[Saved data entries]

* * *

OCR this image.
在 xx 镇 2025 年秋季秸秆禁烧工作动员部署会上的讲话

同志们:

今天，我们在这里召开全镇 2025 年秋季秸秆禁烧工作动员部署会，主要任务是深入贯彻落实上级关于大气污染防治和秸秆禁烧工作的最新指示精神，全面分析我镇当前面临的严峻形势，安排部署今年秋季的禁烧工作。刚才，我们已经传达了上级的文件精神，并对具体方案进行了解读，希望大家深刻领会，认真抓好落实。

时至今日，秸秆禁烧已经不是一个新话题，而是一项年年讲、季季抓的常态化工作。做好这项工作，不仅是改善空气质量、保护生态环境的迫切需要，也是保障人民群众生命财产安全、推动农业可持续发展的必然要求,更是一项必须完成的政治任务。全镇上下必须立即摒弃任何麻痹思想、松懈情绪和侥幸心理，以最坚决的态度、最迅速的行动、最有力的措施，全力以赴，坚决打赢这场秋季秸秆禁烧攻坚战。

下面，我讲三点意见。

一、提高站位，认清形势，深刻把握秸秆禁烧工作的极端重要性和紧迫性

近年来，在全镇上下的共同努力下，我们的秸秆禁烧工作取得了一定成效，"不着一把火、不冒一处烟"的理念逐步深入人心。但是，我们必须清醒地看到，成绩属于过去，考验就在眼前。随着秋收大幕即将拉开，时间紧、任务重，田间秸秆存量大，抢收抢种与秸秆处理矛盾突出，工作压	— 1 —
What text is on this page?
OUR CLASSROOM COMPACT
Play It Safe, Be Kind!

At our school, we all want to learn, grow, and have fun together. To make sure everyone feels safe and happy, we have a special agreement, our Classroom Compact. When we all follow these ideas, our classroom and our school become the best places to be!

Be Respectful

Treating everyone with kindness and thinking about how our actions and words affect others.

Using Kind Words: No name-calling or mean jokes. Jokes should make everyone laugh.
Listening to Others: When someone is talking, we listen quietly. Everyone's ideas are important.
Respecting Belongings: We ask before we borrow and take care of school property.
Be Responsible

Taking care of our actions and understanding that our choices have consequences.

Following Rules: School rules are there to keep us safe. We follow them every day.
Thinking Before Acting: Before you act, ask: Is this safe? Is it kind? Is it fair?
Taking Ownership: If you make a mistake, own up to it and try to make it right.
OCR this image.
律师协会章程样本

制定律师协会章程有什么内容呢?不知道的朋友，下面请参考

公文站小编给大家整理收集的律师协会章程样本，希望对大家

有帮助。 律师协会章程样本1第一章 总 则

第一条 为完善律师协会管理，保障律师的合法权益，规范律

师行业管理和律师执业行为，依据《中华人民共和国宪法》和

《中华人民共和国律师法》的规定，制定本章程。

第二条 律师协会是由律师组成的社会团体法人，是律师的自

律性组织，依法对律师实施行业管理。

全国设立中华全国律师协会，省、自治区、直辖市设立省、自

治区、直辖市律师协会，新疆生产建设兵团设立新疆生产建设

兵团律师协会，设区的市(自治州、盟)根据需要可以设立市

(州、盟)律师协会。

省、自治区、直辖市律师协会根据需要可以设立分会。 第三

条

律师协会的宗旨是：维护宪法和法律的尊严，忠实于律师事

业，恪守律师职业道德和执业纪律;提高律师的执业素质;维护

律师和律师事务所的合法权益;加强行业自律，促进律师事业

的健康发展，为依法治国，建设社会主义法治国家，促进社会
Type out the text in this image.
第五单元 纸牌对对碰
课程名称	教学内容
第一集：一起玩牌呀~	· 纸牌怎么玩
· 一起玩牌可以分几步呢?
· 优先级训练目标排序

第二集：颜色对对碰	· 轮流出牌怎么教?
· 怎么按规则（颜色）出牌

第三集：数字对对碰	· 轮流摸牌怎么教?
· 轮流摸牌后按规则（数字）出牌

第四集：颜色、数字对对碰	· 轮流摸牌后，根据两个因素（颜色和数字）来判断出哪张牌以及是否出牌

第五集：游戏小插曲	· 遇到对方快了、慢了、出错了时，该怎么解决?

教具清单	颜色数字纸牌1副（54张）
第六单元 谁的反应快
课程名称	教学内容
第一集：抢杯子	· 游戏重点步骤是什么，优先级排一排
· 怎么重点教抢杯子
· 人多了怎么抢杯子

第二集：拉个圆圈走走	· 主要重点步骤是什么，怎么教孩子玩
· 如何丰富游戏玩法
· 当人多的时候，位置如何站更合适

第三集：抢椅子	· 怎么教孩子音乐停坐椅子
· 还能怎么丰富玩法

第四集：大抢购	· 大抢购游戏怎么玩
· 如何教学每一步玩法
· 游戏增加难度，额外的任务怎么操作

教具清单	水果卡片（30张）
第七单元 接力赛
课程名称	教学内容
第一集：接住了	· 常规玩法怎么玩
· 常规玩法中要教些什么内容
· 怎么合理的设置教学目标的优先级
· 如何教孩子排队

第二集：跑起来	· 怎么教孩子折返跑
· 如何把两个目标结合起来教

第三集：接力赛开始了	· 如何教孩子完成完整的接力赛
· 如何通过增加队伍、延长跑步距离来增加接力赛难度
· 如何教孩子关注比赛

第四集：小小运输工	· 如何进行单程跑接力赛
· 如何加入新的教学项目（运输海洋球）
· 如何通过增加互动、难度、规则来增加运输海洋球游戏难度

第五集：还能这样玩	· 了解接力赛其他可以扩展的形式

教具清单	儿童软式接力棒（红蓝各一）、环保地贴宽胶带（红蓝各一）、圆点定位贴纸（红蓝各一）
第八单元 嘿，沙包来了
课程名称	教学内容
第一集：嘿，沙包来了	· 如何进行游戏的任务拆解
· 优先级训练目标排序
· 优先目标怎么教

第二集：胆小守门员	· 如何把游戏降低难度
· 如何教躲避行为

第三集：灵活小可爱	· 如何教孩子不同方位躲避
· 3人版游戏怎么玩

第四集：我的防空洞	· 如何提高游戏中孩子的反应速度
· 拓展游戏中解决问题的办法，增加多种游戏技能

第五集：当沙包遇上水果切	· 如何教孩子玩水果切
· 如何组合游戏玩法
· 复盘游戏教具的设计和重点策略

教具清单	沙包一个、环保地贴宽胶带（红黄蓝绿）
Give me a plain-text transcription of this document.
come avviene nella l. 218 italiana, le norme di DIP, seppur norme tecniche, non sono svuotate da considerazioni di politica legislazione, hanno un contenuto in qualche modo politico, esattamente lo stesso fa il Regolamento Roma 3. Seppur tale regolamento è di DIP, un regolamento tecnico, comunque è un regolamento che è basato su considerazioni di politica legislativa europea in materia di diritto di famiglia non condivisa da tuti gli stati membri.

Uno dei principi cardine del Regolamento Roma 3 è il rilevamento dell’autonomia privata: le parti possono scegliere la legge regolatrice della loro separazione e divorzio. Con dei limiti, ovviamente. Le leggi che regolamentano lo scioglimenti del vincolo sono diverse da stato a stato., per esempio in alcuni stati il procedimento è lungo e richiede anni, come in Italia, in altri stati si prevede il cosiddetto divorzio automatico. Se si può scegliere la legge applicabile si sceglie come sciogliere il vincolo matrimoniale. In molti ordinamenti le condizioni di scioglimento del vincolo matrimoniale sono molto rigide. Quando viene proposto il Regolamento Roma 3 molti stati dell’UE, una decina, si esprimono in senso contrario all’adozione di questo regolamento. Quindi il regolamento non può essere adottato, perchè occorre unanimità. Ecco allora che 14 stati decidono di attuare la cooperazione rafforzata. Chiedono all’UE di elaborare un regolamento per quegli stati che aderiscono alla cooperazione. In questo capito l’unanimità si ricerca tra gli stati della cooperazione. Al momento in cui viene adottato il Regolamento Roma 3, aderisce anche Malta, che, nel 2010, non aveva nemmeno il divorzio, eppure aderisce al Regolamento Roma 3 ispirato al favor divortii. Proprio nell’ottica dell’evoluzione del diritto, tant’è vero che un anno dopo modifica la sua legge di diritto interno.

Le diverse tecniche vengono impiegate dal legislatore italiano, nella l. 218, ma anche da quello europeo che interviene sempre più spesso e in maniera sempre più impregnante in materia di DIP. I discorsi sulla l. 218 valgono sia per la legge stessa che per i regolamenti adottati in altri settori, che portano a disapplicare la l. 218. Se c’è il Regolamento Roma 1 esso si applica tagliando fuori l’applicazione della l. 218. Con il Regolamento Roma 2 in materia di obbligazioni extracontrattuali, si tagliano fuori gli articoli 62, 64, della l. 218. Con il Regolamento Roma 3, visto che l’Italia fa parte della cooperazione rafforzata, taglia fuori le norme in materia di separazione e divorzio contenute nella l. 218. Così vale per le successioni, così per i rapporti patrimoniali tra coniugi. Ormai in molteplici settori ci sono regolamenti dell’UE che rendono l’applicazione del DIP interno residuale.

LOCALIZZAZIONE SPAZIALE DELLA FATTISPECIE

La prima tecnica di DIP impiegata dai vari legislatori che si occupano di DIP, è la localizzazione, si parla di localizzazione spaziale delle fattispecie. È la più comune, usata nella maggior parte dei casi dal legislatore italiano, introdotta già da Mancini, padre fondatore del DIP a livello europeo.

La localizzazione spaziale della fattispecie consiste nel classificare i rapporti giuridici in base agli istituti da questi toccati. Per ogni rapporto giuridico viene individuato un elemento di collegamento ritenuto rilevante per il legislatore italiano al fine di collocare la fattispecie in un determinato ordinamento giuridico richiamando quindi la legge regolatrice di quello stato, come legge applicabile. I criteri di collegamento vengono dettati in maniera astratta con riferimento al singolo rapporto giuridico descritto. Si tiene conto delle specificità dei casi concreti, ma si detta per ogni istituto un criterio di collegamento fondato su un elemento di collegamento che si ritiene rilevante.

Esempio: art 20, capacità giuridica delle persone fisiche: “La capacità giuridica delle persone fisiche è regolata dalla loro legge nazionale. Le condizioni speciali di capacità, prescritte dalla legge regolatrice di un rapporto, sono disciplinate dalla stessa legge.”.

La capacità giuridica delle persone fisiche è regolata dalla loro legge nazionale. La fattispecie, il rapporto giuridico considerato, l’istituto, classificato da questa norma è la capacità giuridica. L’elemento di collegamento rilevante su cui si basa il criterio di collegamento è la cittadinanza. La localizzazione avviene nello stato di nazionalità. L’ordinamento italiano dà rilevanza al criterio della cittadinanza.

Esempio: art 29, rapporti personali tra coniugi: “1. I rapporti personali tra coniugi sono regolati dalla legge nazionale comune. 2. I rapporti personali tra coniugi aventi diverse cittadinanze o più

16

* * *

» Problem details
Copy out every line that includes the word "Taking".

» Result of this task
Taking care of our actions and understanding that our choices have consequences.
Taking Ownership: If you make a mistake, own up to it and try to make it right.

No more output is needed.